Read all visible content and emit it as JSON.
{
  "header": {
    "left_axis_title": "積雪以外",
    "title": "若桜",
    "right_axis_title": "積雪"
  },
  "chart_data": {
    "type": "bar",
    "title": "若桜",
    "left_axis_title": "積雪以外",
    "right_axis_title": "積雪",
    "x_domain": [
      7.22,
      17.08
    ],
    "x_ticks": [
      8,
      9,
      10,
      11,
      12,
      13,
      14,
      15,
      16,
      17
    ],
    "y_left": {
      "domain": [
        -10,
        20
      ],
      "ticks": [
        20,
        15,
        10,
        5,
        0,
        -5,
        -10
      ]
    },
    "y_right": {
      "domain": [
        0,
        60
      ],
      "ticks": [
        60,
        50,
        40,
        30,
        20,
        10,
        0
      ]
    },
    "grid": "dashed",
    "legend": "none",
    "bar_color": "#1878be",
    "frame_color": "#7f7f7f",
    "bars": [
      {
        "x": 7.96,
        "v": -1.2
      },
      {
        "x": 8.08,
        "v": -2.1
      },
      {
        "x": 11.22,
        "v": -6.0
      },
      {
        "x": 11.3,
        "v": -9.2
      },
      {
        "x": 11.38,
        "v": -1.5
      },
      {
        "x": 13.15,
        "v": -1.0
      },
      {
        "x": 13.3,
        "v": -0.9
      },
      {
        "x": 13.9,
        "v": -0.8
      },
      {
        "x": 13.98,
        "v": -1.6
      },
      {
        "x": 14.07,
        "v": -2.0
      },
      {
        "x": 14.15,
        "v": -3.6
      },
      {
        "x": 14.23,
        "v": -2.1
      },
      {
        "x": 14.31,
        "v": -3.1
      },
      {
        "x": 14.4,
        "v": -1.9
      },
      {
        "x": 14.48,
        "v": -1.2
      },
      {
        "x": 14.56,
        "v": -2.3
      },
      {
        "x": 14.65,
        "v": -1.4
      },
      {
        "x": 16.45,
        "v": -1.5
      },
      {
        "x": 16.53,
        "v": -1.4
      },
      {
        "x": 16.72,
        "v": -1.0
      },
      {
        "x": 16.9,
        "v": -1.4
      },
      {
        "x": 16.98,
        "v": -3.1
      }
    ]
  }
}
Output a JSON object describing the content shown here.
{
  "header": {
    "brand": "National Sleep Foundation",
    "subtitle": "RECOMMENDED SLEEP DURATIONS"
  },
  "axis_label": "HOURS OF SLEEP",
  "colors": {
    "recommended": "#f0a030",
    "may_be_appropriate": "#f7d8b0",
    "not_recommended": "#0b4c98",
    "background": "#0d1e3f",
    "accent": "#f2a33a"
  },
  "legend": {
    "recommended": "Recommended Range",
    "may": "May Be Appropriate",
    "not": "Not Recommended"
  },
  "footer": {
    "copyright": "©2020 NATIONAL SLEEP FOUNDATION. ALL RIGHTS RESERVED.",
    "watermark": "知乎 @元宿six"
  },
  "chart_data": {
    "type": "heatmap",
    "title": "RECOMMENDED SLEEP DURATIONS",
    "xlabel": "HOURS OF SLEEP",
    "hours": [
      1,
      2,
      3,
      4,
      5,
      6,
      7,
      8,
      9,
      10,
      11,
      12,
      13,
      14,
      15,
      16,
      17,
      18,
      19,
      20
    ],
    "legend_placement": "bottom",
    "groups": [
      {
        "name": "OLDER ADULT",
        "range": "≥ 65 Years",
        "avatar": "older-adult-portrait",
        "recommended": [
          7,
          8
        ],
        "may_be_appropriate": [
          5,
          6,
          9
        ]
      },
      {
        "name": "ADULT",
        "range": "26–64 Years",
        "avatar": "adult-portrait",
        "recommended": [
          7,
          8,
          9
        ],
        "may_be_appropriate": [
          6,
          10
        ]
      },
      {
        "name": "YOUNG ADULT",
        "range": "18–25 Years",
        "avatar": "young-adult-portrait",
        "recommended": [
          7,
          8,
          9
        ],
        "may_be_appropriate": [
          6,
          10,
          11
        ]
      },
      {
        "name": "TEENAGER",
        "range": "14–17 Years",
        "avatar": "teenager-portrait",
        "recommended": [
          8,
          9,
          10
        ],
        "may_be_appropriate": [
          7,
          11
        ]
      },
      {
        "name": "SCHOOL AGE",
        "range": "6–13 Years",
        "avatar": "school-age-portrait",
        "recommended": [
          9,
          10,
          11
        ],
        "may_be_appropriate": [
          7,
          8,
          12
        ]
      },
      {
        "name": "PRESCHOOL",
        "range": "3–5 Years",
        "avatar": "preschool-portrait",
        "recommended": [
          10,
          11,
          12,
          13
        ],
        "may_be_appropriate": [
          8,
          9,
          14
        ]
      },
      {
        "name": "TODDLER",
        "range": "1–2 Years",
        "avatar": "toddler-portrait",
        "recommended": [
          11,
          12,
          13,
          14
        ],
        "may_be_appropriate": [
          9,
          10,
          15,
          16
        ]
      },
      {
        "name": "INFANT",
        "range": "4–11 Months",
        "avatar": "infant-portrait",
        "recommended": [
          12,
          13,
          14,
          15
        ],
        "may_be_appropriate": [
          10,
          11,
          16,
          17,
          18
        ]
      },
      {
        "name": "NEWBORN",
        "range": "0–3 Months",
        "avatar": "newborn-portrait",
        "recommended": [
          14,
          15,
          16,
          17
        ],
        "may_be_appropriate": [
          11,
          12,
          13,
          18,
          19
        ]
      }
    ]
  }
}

########################################

Write out every line of the records exactly.

● **Worked answer**:
Read all visible content and emit it as JSON.
{
  "header": {
    "left_axis_title": "積雪以外",
    "title": "若桜",
    "right_axis_title": "積雪"
  },
  "chart_data": {
    "type": "bar",
    "title": "若桜",
    "left_axis_title": "積雪以外",
    "right_axis_title": "積雪",
    "x_domain": [
      7.22,
      17.08
    ],
    "x_ticks": [
      8,
      9,
      10,
      11,
      12,
      13,
      14,
      15,
      16,
      17
    ],
    "y_left": {
      "domain": [
        -10,
        20
      ],
      "ticks": [
        20,
        15,
        10,
        5,
        0,
        -5,
        -10
      ]
    },
    "y_right": {
      "domain": [
        0,
        60
      ],
      "ticks": [
        60,
        50,
        40,
        30,
        20,
        10,
        0
      ]
    },
    "grid": "dashed",
    "legend": "none",
    "bar_color": "#1878be",
    "frame_color": "#7f7f7f",
    "bars": [
      {
        "x": 7.96,
        "v": -1.2
      },
      {
        "x": 8.08,
        "v": -2.1
      },
      {
        "x": 11.22,
        "v": -6.0
      },
      {
        "x": 11.3,
        "v": -9.2
      },
      {
        "x": 11.38,
        "v": -1.5
      },
      {
        "x": 13.15,
        "v": -1.0
      },
      {
        "x": 13.3,
        "v": -0.9
      },
      {
        "x": 13.9,
        "v": -0.8
      },
      {
        "x": 13.98,
        "v": -1.6
      },
      {
        "x": 14.07,
        "v": -2.0
      },
      {
        "x": 14.15,
        "v": -3.6
      },
      {
        "x": 14.23,
        "v": -2.1
      },
      {
        "x": 14.31,
        "v": -3.1
      },
      {
        "x": 14.4,
        "v": -1.9
      },
      {
        "x": 14.48,
        "v": -1.2
      },
      {
        "x": 14.56,
        "v": -2.3
      },
      {
        "x": 14.65,
        "v": -1.4
      },
      {
        "x": 16.45,
        "v": -1.5
      },
      {
        "x": 16.53,
        "v": -1.4
      },
      {
        "x": 16.72,
        "v": -1.0
      },
      {
        "x": 16.9,
        "v": -1.4
      },
      {
        "x": 16.98,
        "v": -3.1
      }
    ]
  }
}
Output a JSON object describing the content shown here.
{
  "header": {
    "brand": "National Sleep Foundation",
    "subtitle": "RECOMMENDED SLEEP DURATIONS"
  },
  "axis_label": "HOURS OF SLEEP",
  "colors": {
    "recommended": "#f0a030",
    "may_be_appropriate": "#f7d8b0",
    "not_recommended": "#0b4c98",
    "background": "#0d1e3f",
    "accent": "#f2a33a"
  },
  "legend": {
    "recommended": "Recommended Range",
    "may": "May Be Appropriate",
    "not": "Not Recommended"
  },
  "footer": {
    "copyright": "©2020 NATIONAL SLEEP FOUNDATION. ALL RIGHTS RESERVED.",
    "watermark": "知乎 @元宿six"
  },
  "chart_data": {
    "type": "heatmap",
    "title": "RECOMMENDED SLEEP DURATIONS",
    "xlabel": "HOURS OF SLEEP",
    "hours": [
      1,
      2,
      3,
      4,
      5,
      6,
      7,
      8,
      9,
      10,
      11,
      12,
      13,
      14,
      15,
      16,
      17,
      18,
      19,
      20
    ],
    "legend_placement": "bottom",
    "groups": [
      {
        "name": "OLDER ADULT",
        "range": "≥ 65 Years",
        "avatar": "older-adult-portrait",
        "recommended": [
          7,
          8
        ],
        "may_be_appropriate": [
          5,
          6,
          9
        ]
      },
      {
        "name": "ADULT",
        "range": "26–64 Years",
        "avatar": "adult-portrait",
        "recommended": [
          7,
          8,
          9
        ],
        "may_be_appropriate": [
          6,
          10
        ]
      },
      {
        "name": "YOUNG ADULT",
        "range": "18–25 Years",
        "avatar": "young-adult-portrait",
        "recommended": [
          7,
          8,
          9
        ],
        "may_be_appropriate": [
          6,
          10,
          11
        ]
      },
      {
        "name": "TEENAGER",
        "range": "14–17 Years",
        "avatar": "teenager-portrait",
        "recommended": [
          8,
          9,
          10
        ],
        "may_be_appropriate": [
          7,
          11
        ]
      },
      {
        "name": "SCHOOL AGE",
        "range": "6–13 Years",
        "avatar": "school-age-portrait",
        "recommended": [
          9,
          10,
          11
        ],
        "may_be_appropriate": [
          7,
          8,
          12
        ]
      },
      {
        "name": "PRESCHOOL",
        "range": "3–5 Years",
        "avatar": "preschool-portrait",
        "recommended": [
          10,
          11,
          12,
          13
        ],
        "may_be_appropriate": [
          8,
          9,
          14
        ]
      },
      {
        "name": "TODDLER",
        "range": "1–2 Years",
        "avatar": "toddler-portrait",
        "recommended": [
          11,
          12,
          13,
          14
        ],
        "may_be_appropriate": [
          9,
          10,
          15,
          16
        ]
      },
      {
        "name": "INFANT",
        "range": "4–11 Months",
        "avatar": "infant-portrait",
        "recommended": [
          12,
          13,
          14,
          15
        ],
        "may_be_appropriate": [
          10,
          11,
          16,
          17,
          18
        ]
      },
      {
        "name": "NEWBORN",
        "range": "0–3 Months",
        "avatar": "newborn-portrait",
        "recommended": [
          14,
          15,
          16,
          17
        ],
        "may_be_appropriate": [
          11,
          12,
          13,
          18,
          19
        ]
      }
    ]
  }
}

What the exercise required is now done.